(Data excerpts)
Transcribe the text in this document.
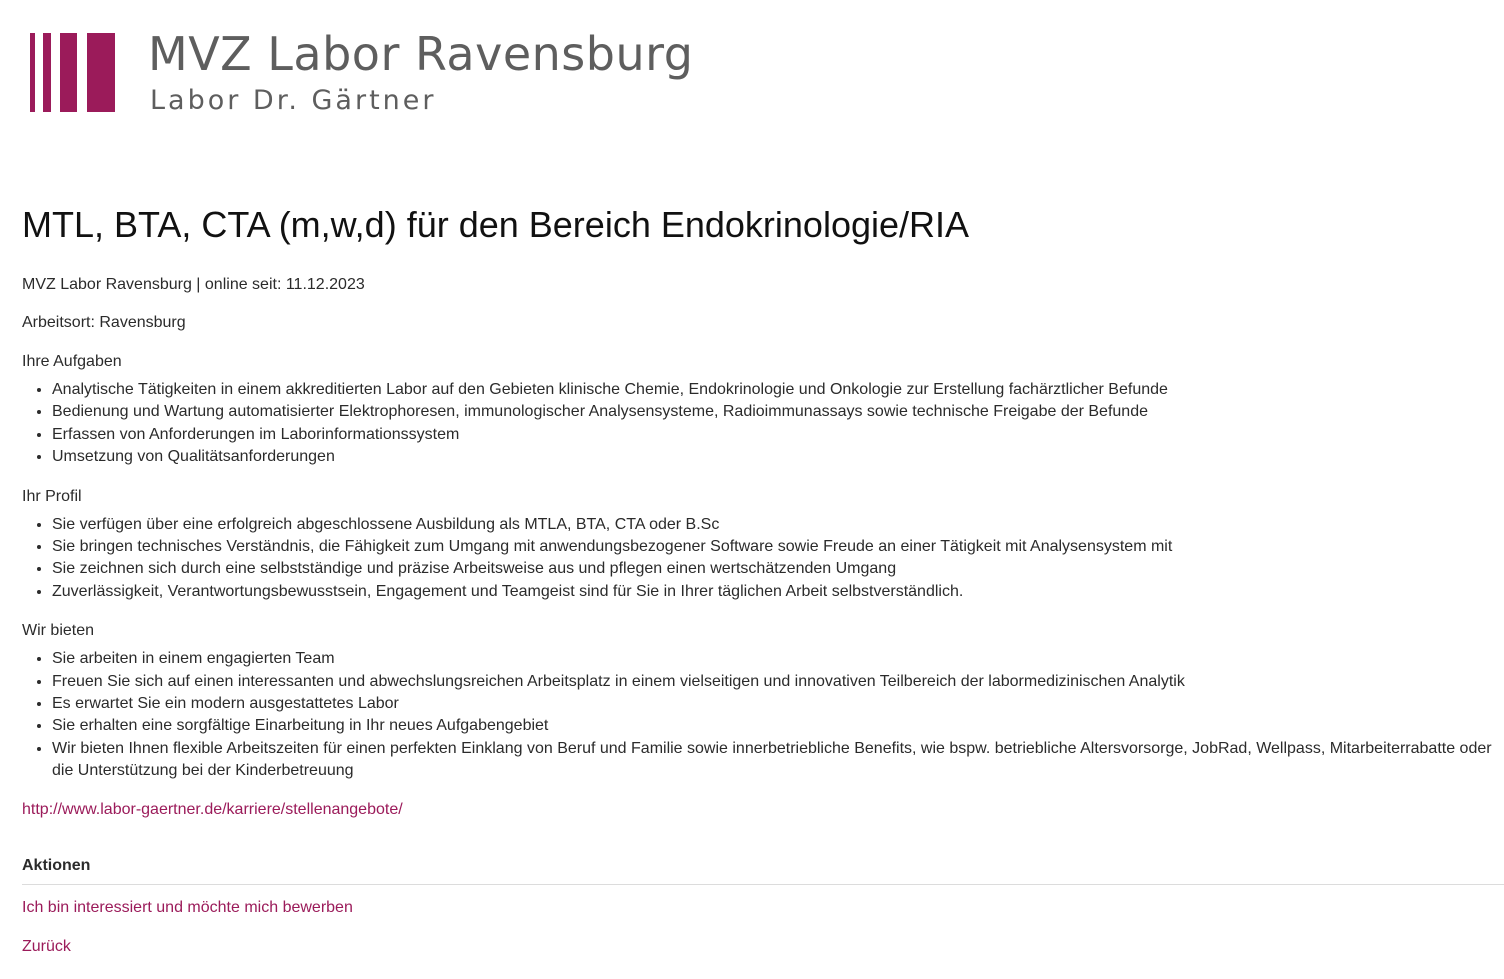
MVZ Labor Ravensburg
Labor Dr. Gärtner
MTL, BTA, CTA (m,w,d) für den Bereich Endokrinologie/RIA
MVZ Labor Ravensburg | online seit: 11.12.2023
Arbeitsort: Ravensburg
Ihre Aufgaben
• Analytische Tätigkeiten in einem akkreditierten Labor auf den Gebieten klinische Chemie, Endokrinologie und Onkologie zur Erstellung fachärztlicher Befunde
• Bedienung und Wartung automatisierter Elektrophoresen, immunologischer Analysensysteme, Radioimmunassays sowie technische Freigabe der Befunde
• Erfassen von Anforderungen im Laborinformationssystem
• Umsetzung von Qualitätsanforderungen
Ihr Profil
• Sie verfügen über eine erfolgreich abgeschlossene Ausbildung als MTLA, BTA, CTA oder B.Sc
• Sie bringen technisches Verständnis, die Fähigkeit zum Umgang mit anwendungsbezogener Software sowie Freude an einer Tätigkeit mit Analysensystem mit
• Sie zeichnen sich durch eine selbstständige und präzise Arbeitsweise aus und pflegen einen wertschätzenden Umgang
• Zuverlässigkeit, Verantwortungsbewusstsein, Engagement und Teamgeist sind für Sie in Ihrer täglichen Arbeit selbstverständlich.
Wir bieten
• Sie arbeiten in einem engagierten Team
• Freuen Sie sich auf einen interessanten und abwechslungsreichen Arbeitsplatz in einem vielseitigen und innovativen Teilbereich der labormedizinischen Analytik
• Es erwartet Sie ein modern ausgestattetes Labor
• Sie erhalten eine sorgfältige Einarbeitung in Ihr neues Aufgabengebiet
• Wir bieten Ihnen flexible Arbeitszeiten für einen perfekten Einklang von Beruf und Familie sowie innerbetriebliche Benefits, wie bspw. betriebliche Altersvorsorge, JobRad, Wellpass, Mitarbeiterrabatte oder die Unterstützung bei der Kinderbetreuung
http://www.labor-gaertner.de/karriere/stellenangebote/
Aktionen
Ich bin interessiert und möchte mich bewerben
Zurück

DESCRIPTION OF THE TASK: Nothing but the records, repeated exactly and stripped of pictures, should appear in the answer.

RESPONSE:
Transcribe the text in this document.
MVZ Labor Ravensburg
Labor Dr. Gärtner
MTL, BTA, CTA (m,w,d) für den Bereich Endokrinologie/RIA
MVZ Labor Ravensburg | online seit: 11.12.2023
Arbeitsort: Ravensburg
Ihre Aufgaben
• Analytische Tätigkeiten in einem akkreditierten Labor auf den Gebieten klinische Chemie, Endokrinologie und Onkologie zur Erstellung fachärztlicher Befunde
• Bedienung und Wartung automatisierter Elektrophoresen, immunologischer Analysensysteme, Radioimmunassays sowie technische Freigabe der Befunde
• Erfassen von Anforderungen im Laborinformationssystem
• Umsetzung von Qualitätsanforderungen
Ihr Profil
• Sie verfügen über eine erfolgreich abgeschlossene Ausbildung als MTLA, BTA, CTA oder B.Sc
• Sie bringen technisches Verständnis, die Fähigkeit zum Umgang mit anwendungsbezogener Software sowie Freude an einer Tätigkeit mit Analysensystem mit
• Sie zeichnen sich durch eine selbstständige und präzise Arbeitsweise aus und pflegen einen wertschätzenden Umgang
• Zuverlässigkeit, Verantwortungsbewusstsein, Engagement und Teamgeist sind für Sie in Ihrer täglichen Arbeit selbstverständlich.
Wir bieten
• Sie arbeiten in einem engagierten Team
• Freuen Sie sich auf einen interessanten und abwechslungsreichen Arbeitsplatz in einem vielseitigen und innovativen Teilbereich der labormedizinischen Analytik
• Es erwartet Sie ein modern ausgestattetes Labor
• Sie erhalten eine sorgfältige Einarbeitung in Ihr neues Aufgabengebiet
• Wir bieten Ihnen flexible Arbeitszeiten für einen perfekten Einklang von Beruf und Familie sowie innerbetriebliche Benefits, wie bspw. betriebliche Altersvorsorge, JobRad, Wellpass, Mitarbeiterrabatte oder die Unterstützung bei der Kinderbetreuung
http://www.labor-gaertner.de/karriere/stellenangebote/
Aktionen
Ich bin interessiert und möchte mich bewerben
Zurück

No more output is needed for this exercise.